* **Input data**:
:::
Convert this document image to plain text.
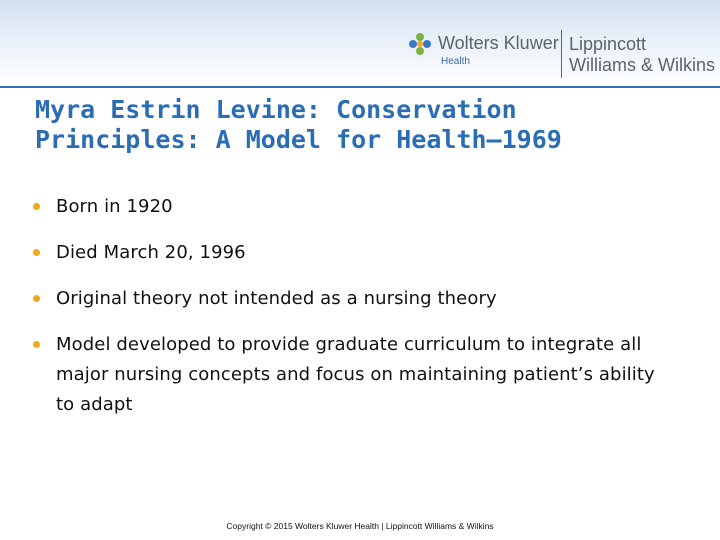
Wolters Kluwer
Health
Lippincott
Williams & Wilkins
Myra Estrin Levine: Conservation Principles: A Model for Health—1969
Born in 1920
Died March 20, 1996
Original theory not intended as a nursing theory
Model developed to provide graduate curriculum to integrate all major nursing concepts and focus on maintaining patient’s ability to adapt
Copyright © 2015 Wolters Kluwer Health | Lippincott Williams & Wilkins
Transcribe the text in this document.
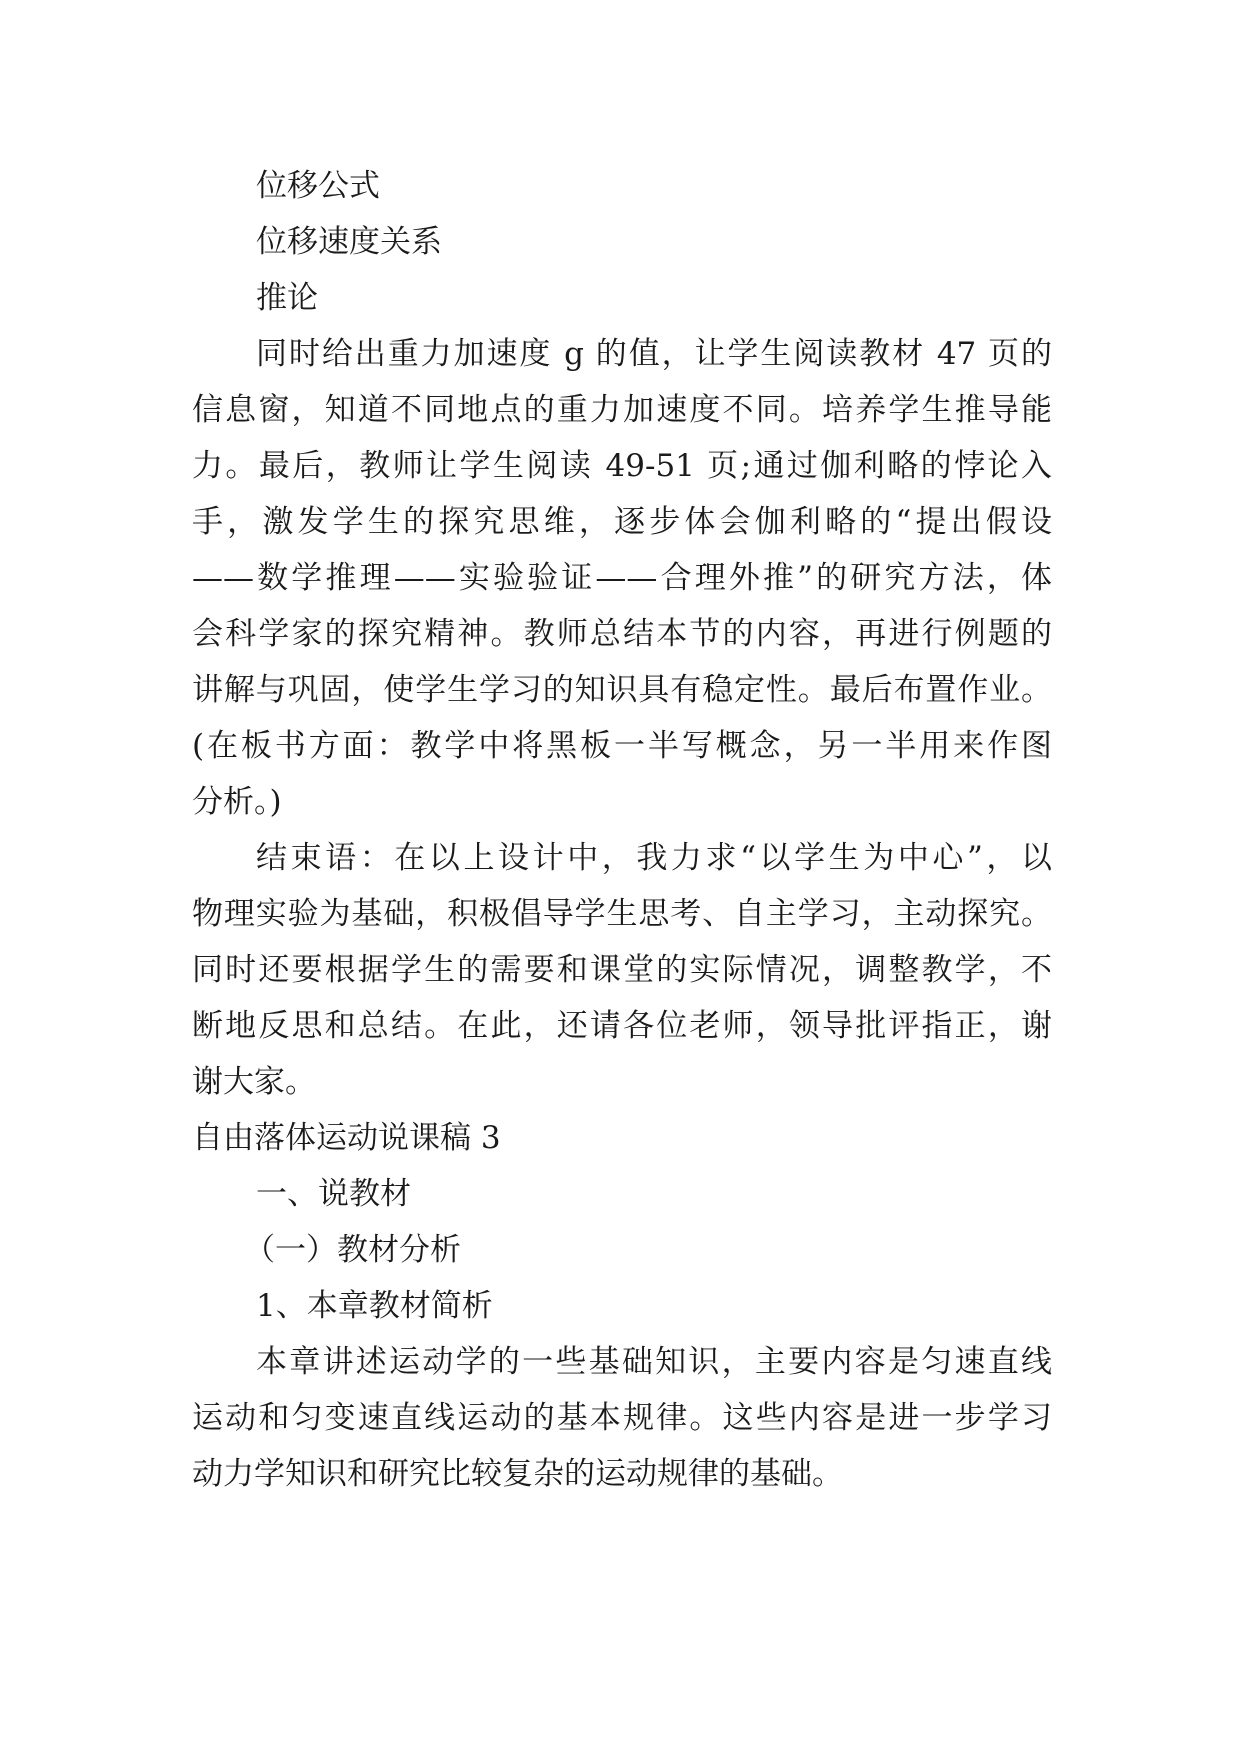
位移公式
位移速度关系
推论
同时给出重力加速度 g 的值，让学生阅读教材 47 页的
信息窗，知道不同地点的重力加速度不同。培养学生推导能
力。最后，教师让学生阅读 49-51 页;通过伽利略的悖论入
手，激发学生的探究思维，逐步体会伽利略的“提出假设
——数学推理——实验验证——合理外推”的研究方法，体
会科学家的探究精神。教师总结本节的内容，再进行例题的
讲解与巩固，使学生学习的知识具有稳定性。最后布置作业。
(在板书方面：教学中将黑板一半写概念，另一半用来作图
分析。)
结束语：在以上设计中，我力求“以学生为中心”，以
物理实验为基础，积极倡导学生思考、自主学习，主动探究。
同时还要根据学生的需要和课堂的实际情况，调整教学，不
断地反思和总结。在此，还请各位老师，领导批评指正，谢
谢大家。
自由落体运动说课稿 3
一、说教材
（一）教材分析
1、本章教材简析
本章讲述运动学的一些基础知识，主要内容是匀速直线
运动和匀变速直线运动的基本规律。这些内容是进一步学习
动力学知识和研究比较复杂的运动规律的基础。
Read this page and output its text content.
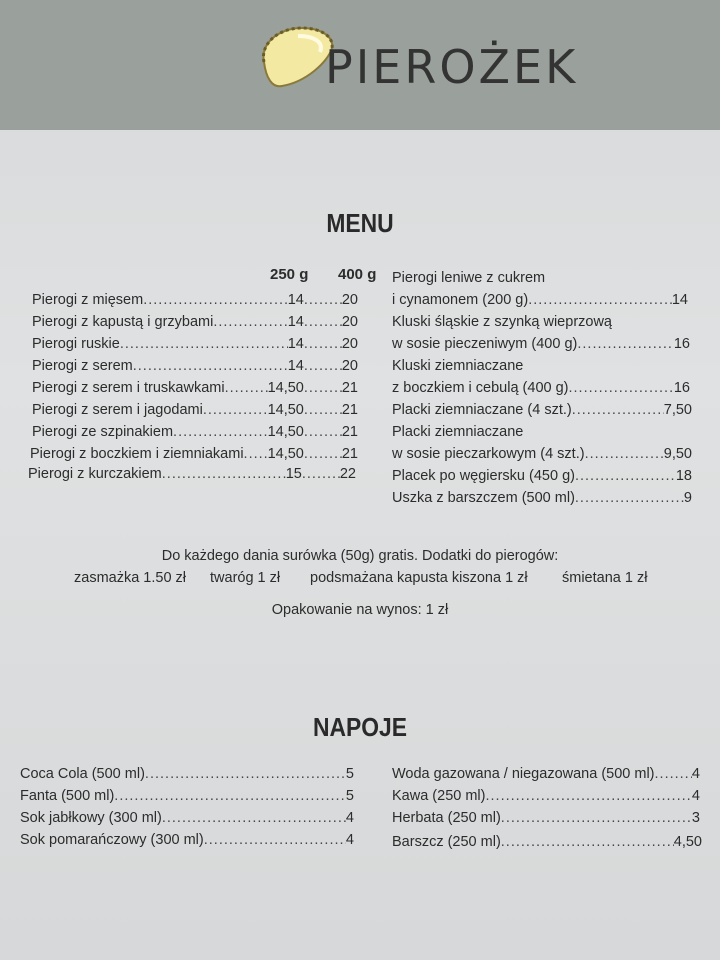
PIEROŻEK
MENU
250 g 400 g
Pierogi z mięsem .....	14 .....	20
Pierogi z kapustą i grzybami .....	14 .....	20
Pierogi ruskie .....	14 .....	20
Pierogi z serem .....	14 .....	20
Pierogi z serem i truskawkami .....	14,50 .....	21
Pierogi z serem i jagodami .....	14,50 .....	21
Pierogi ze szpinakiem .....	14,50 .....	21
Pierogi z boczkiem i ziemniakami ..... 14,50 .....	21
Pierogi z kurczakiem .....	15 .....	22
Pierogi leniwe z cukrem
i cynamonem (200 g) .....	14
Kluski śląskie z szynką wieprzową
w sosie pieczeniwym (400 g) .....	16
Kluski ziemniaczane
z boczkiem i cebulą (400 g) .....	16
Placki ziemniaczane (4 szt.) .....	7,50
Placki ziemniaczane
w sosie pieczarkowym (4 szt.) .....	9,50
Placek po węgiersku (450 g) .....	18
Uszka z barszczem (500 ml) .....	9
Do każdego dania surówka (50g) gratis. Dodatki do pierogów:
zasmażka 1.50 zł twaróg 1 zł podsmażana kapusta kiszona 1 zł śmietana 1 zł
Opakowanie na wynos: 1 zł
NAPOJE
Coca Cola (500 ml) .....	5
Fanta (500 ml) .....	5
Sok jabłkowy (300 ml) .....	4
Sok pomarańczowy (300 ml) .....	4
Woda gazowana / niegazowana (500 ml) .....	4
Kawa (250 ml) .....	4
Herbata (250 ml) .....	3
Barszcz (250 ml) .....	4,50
:::
* **Exercise goal**:
Give back, word for word, every line from the one holding "Read this page and output its text content." through the last line of the listing. Pictures are excluded.

* **Output of the task**:
Read this page and output its text content.
PIEROŻEK
MENU
250 g 400 g
Pierogi z mięsem .....	14 .....	20
Pierogi z kapustą i grzybami .....	14 .....	20
Pierogi ruskie .....	14 .....	20
Pierogi z serem .....	14 .....	20
Pierogi z serem i truskawkami .....	14,50 .....	21
Pierogi z serem i jagodami .....	14,50 .....	21
Pierogi ze szpinakiem .....	14,50 .....	21
Pierogi z boczkiem i ziemniakami ..... 14,50 .....	21
Pierogi z kurczakiem .....	15 .....	22
Pierogi leniwe z cukrem
i cynamonem (200 g) .....	14
Kluski śląskie z szynką wieprzową
w sosie pieczeniwym (400 g) .....	16
Kluski ziemniaczane
z boczkiem i cebulą (400 g) .....	16
Placki ziemniaczane (4 szt.) .....	7,50
Placki ziemniaczane
w sosie pieczarkowym (4 szt.) .....	9,50
Placek po węgiersku (450 g) .....	18
Uszka z barszczem (500 ml) .....	9
Do każdego dania surówka (50g) gratis. Dodatki do pierogów:
zasmażka 1.50 zł twaróg 1 zł podsmażana kapusta kiszona 1 zł śmietana 1 zł
Opakowanie na wynos: 1 zł
NAPOJE
Coca Cola (500 ml) .....	5
Fanta (500 ml) .....	5
Sok jabłkowy (300 ml) .....	4
Sok pomarańczowy (300 ml) .....	4
Woda gazowana / niegazowana (500 ml) .....	4
Kawa (250 ml) .....	4
Herbata (250 ml) .....	3
Barszcz (250 ml) .....	4,50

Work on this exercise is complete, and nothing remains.